--- begin ---
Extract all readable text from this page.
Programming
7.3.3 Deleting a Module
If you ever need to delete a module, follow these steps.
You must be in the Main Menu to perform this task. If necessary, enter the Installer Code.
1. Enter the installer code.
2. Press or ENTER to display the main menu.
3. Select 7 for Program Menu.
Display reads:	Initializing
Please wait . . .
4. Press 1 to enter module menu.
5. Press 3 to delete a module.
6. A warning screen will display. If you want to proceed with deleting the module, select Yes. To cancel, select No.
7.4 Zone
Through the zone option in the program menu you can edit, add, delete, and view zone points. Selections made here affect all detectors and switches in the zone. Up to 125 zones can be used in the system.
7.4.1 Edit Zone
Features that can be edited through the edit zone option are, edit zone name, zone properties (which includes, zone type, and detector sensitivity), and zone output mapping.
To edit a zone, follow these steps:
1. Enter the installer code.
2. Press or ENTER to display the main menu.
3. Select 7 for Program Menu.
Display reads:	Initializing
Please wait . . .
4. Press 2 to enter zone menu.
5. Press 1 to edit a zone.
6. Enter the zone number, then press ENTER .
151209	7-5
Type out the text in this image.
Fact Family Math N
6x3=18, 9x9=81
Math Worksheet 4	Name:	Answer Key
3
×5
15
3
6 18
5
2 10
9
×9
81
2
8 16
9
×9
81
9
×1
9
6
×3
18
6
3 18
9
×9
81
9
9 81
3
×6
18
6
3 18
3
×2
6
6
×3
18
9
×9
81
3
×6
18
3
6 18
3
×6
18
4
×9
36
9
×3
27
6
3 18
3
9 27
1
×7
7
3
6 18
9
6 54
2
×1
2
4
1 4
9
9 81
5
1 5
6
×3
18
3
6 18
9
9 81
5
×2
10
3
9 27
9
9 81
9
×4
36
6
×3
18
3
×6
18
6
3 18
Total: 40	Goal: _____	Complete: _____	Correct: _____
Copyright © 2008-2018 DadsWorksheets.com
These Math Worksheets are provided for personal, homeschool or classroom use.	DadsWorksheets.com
--- end ---
Directions for this task » Search the lines above for the string "Math", then show every one that has it.

Final result »
Fact Family Math N
Math Worksheet 4	Name:	Answer Key
These Math Worksheets are provided for personal, homeschool or classroom use.	DadsWorksheets.com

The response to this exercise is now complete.